• [EXERCISE] Using the material below, copy every line where "County" appears.
== DATA FOR PROCESSING
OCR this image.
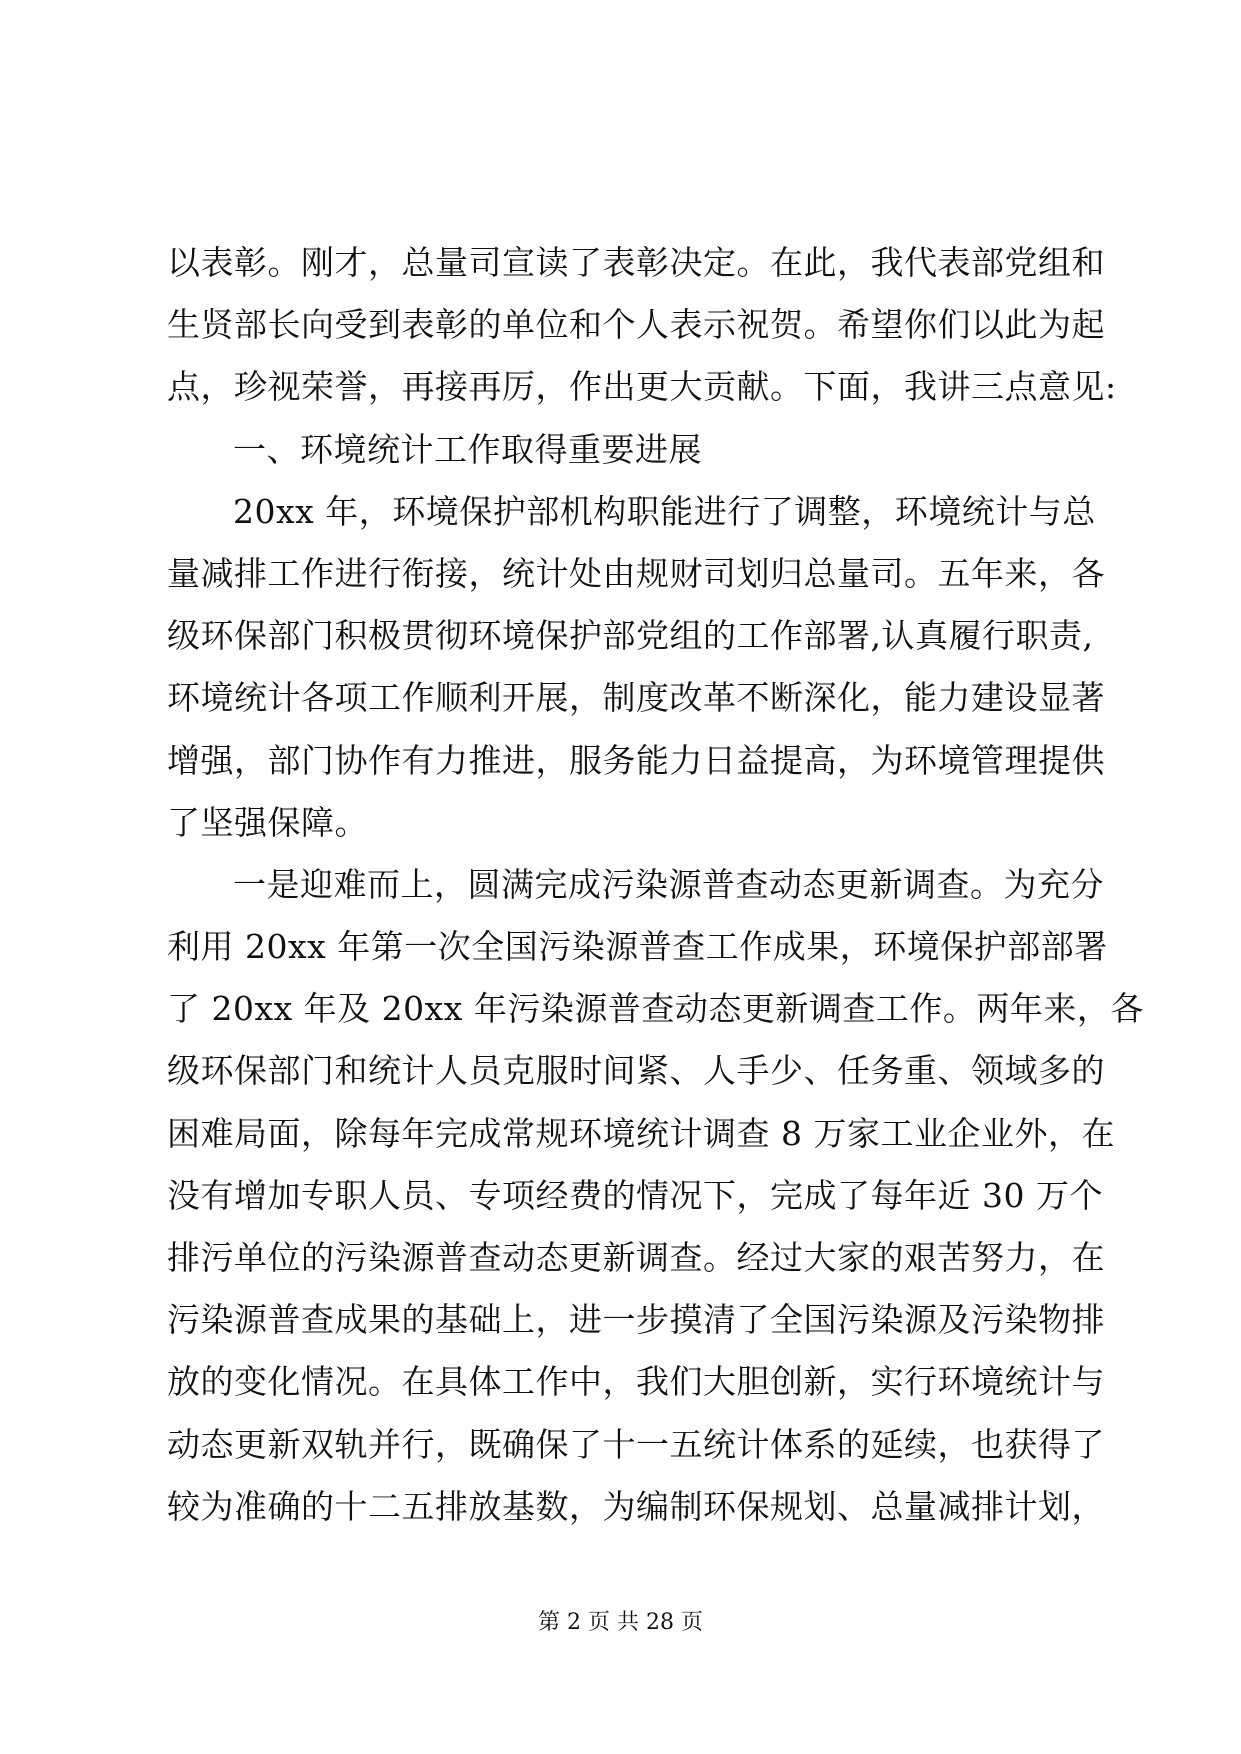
以表彰。刚才，总量司宣读了表彰决定。在此，我代表部党组和
生贤部长向受到表彰的单位和个人表示祝贺。希望你们以此为起
点，珍视荣誉，再接再厉，作出更大贡献。下面，我讲三点意见:
一、环境统计工作取得重要进展
20xx 年，环境保护部机构职能进行了调整，环境统计与总
量减排工作进行衔接，统计处由规财司划归总量司。五年来，各
级环保部门积极贯彻环境保护部党组的工作部署,认真履行职责,
环境统计各项工作顺利开展，制度改革不断深化，能力建设显著
增强，部门协作有力推进，服务能力日益提高，为环境管理提供
了坚强保障。
一是迎难而上，圆满完成污染源普查动态更新调查。为充分
利用 20xx 年第一次全国污染源普查工作成果，环境保护部部署
了 20xx 年及 20xx 年污染源普查动态更新调查工作。两年来，各
级环保部门和统计人员克服时间紧、人手少、任务重、领域多的
困难局面，除每年完成常规环境统计调查 8 万家工业企业外，在
没有增加专职人员、专项经费的情况下，完成了每年近 30 万个
排污单位的污染源普查动态更新调查。经过大家的艰苦努力，在
污染源普查成果的基础上，进一步摸清了全国污染源及污染物排
放的变化情况。在具体工作中，我们大胆创新，实行环境统计与
动态更新双轨并行，既确保了十一五统计体系的延续，也获得了
较为准确的十二五排放基数，为编制环保规划、总量减排计划，
第 2 页 共 28 页
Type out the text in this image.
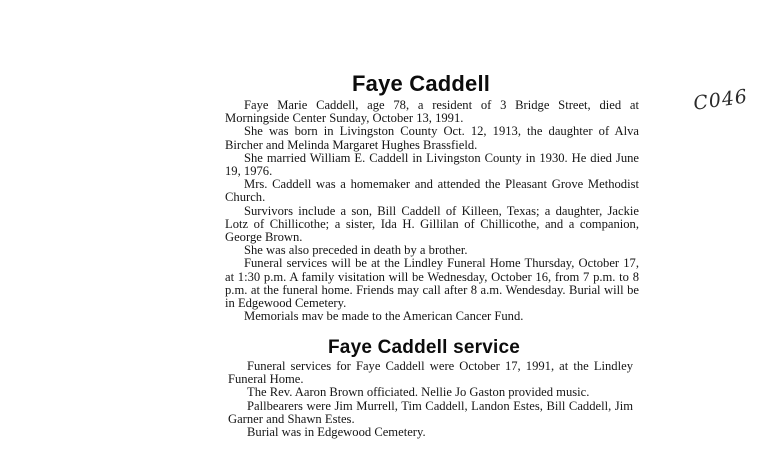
Faye Caddell

Faye Marie Caddell, age 78, a resident of 3 Bridge Street, died at Morningside Center Sunday, October 13, 1991.

She was born in Livingston County Oct. 12, 1913, the daughter of Alva Bircher and Melinda Margaret Hughes Brassfield.

She married William E. Caddell in Livingston County in 1930. He died June 19, 1976.

Mrs. Caddell was a homemaker and attended the Pleasant Grove Methodist Church.

Survivors include a son, Bill Caddell of Killeen, Texas; a daughter, Jackie Lotz of Chillicothe; a sister, Ida H. Gillilan of Chillicothe, and a companion, George Brown.

She was also preceded in death by a brother.

Funeral services will be at the Lindley Funeral Home Thursday, October 17, at 1:30 p.m. A family visitation will be Wednesday, October 16, from 7 p.m. to 8 p.m. at the funeral home. Friends may call after 8 a.m. Wendesday. Burial will be in Edgewood Cemetery.

Memorials mav be made to the American Cancer Fund.

Faye Caddell service

Funeral services for Faye Caddell were October 17, 1991, at the Lindley Funeral Home.

The Rev. Aaron Brown officiated. Nellie Jo Gaston provided music.

Pallbearers were Jim Murrell, Tim Caddell, Landon Estes, Bill Caddell, Jim Garner and Shawn Estes.

Burial was in Edgewood Cemetery.

C046
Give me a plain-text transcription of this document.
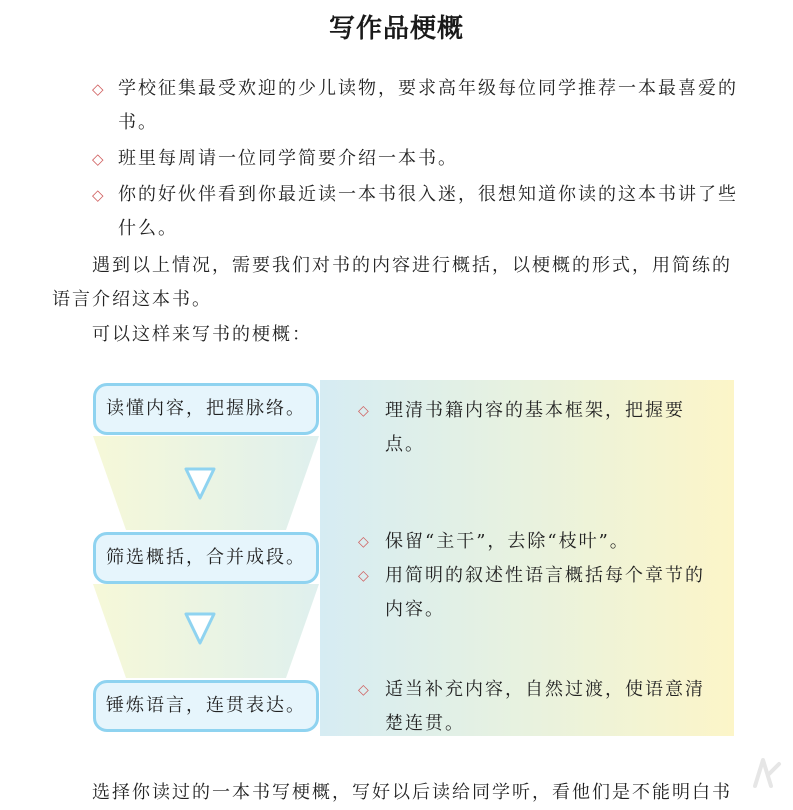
写作品梗概
◇ 学校征集最受欢迎的少儿读物，要求高年级每位同学推荐一本最喜爱的书。
◇ 班里每周请一位同学简要介绍一本书。
◇ 你的好伙伴看到你最近读一本书很入迷，很想知道你读的这本书讲了些什么。
遇到以上情况，需要我们对书的内容进行概括，以梗概的形式，用简练的语言介绍这本书。
可以这样来写书的梗概：
读懂内容，把握脉络。
筛选概括，合并成段。
锤炼语言，连贯表达。
◇ 理清书籍内容的基本框架，把握要点。
◇ 保留“主干”，去除“枝叶”。
◇ 用简明的叙述性语言概括每个章节的内容。
◇ 适当补充内容，自然过渡，使语意清楚连贯。
选择你读过的一本书写梗概，写好以后读给同学听，看他们是不能明白书
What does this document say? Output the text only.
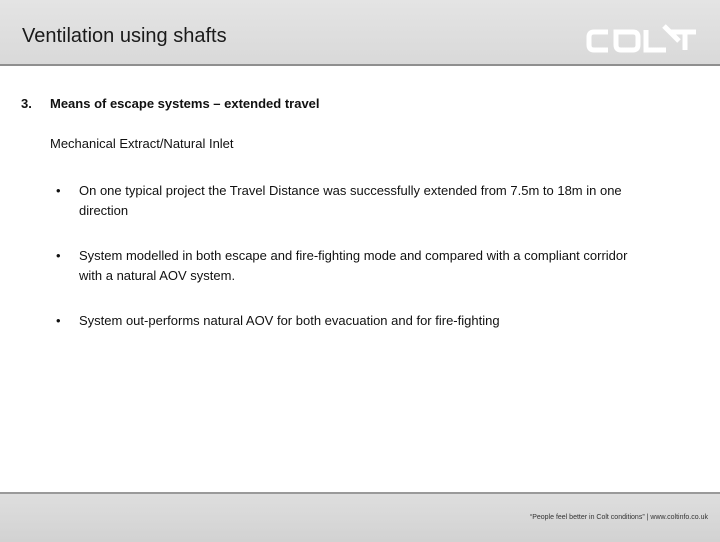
Ventilation using shafts
3. Means of escape systems – extended travel
Mechanical Extract/Natural Inlet
• On one typical project the Travel Distance was successfully extended from 7.5m to 18m in one direction
• System modelled in both escape and fire-fighting mode and compared with a compliant corridor with a natural AOV system.
• System out-performs natural AOV for both evacuation and for fire-fighting
“People feel better in Colt conditions” | www.coltinfo.co.uk
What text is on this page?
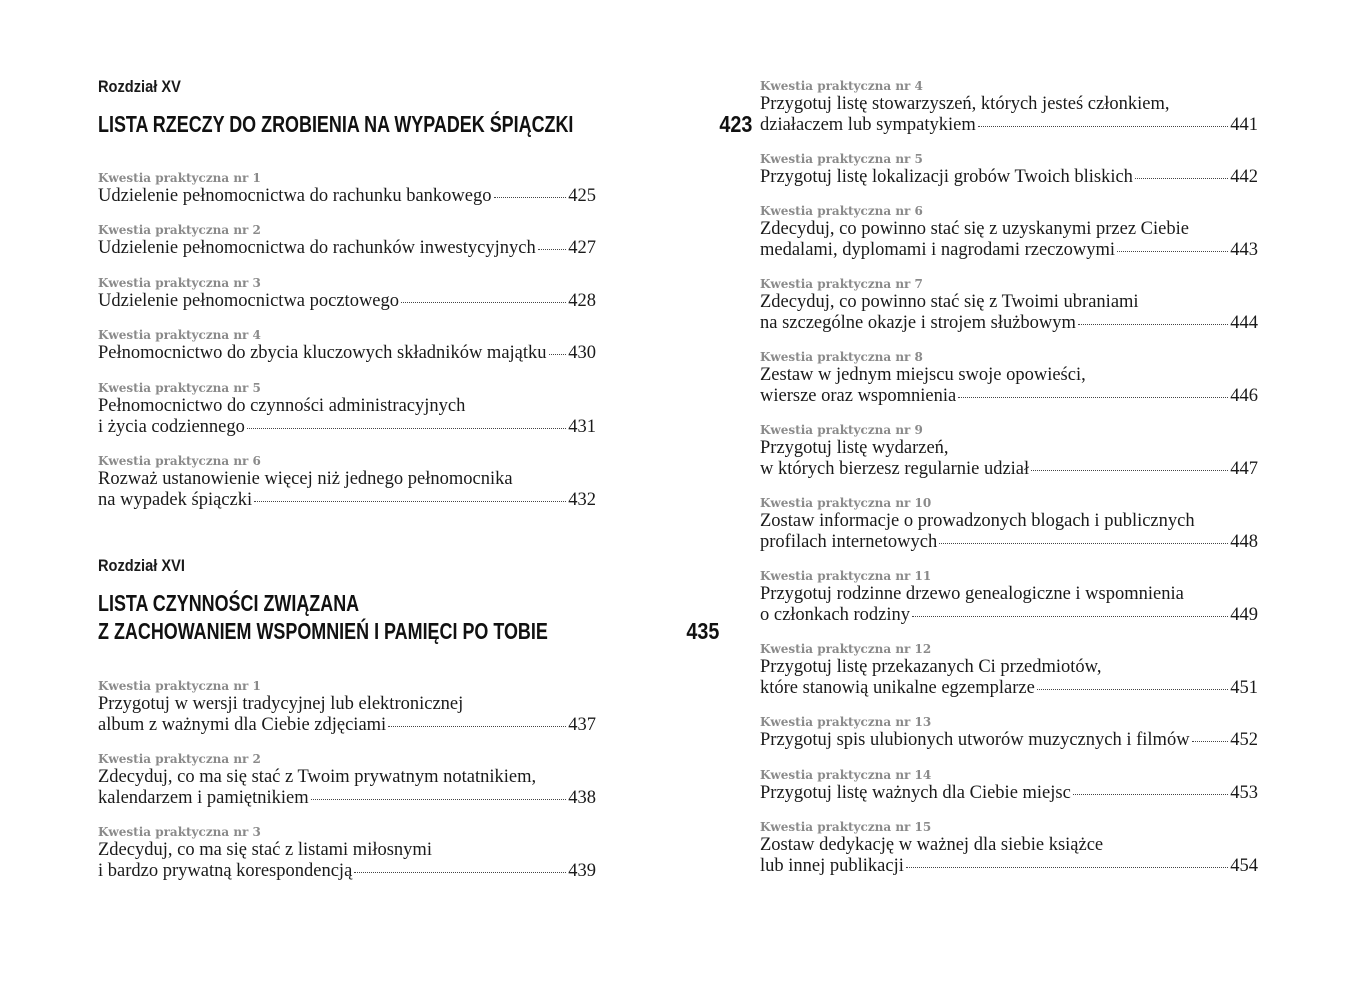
Rozdział XV
LISTA RZECZY DO ZROBIENIA NA WYPADEK ŚPIĄCZKI	423
Kwestia praktyczna nr 1
Udzielenie pełnomocnictwa do rachunku bankowego	425
Kwestia praktyczna nr 2
Udzielenie pełnomocnictwa do rachunków inwestycyjnych 427
Kwestia praktyczna nr 3
Udzielenie pełnomocnictwa pocztowego	428
Kwestia praktyczna nr 4
Pełnomocnictwo do zbycia kluczowych składników majątku 430
Kwestia praktyczna nr 5
Pełnomocnictwo do czynności administracyjnych
i życia codziennego	431
Kwestia praktyczna nr 6
Rozważ ustanowienie więcej niż jednego pełnomocnika
na wypadek śpiączki	432
Rozdział XVI
LISTA CZYNNOŚCI ZWIĄZANA
Z ZACHOWANIEM WSPOMNIEŃ I PAMIĘCI PO TOBIE	435
Kwestia praktyczna nr 1
Przygotuj w wersji tradycyjnej lub elektronicznej
album z ważnymi dla Ciebie zdjęciami	437
Kwestia praktyczna nr 2
Zdecyduj, co ma się stać z Twoim prywatnym notatnikiem,
kalendarzem i pamiętnikiem	438
Kwestia praktyczna nr 3
Zdecyduj, co ma się stać z listami miłosnymi
i bardzo prywatną korespondencją	439
Kwestia praktyczna nr 4
Przygotuj listę stowarzyszeń, których jesteś członkiem,
działaczem lub sympatykiem	441
Kwestia praktyczna nr 5
Przygotuj listę lokalizacji grobów Twoich bliskich	442
Kwestia praktyczna nr 6
Zdecyduj, co powinno stać się z uzyskanymi przez Ciebie
medalami, dyplomami i nagrodami rzeczowymi	443
Kwestia praktyczna nr 7
Zdecyduj, co powinno stać się z Twoimi ubraniami
na szczególne okazje i strojem służbowym	444
Kwestia praktyczna nr 8
Zestaw w jednym miejscu swoje opowieści,
wiersze oraz wspomnienia	446
Kwestia praktyczna nr 9
Przygotuj listę wydarzeń,
w których bierzesz regularnie udział	447
Kwestia praktyczna nr 10
Zostaw informacje o prowadzonych blogach i publicznych
profilach internetowych	448
Kwestia praktyczna nr 11
Przygotuj rodzinne drzewo genealogiczne i wspomnienia
o członkach rodziny	449
Kwestia praktyczna nr 12
Przygotuj listę przekazanych Ci przedmiotów,
które stanowią unikalne egzemplarze	451
Kwestia praktyczna nr 13
Przygotuj spis ulubionych utworów muzycznych i filmów 452
Kwestia praktyczna nr 14
Przygotuj listę ważnych dla Ciebie miejsc	453
Kwestia praktyczna nr 15
Zostaw dedykację w ważnej dla siebie książce
lub innej publikacji	454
====
• [EXERCISE SOLUTION]
She was born in Livingston County Oct. 12, 1913, the daughter of Alva Bircher and Melinda Margaret Hughes Brassfield.
She married William E. Caddell in Livingston County in 1930. He died June 19, 1976.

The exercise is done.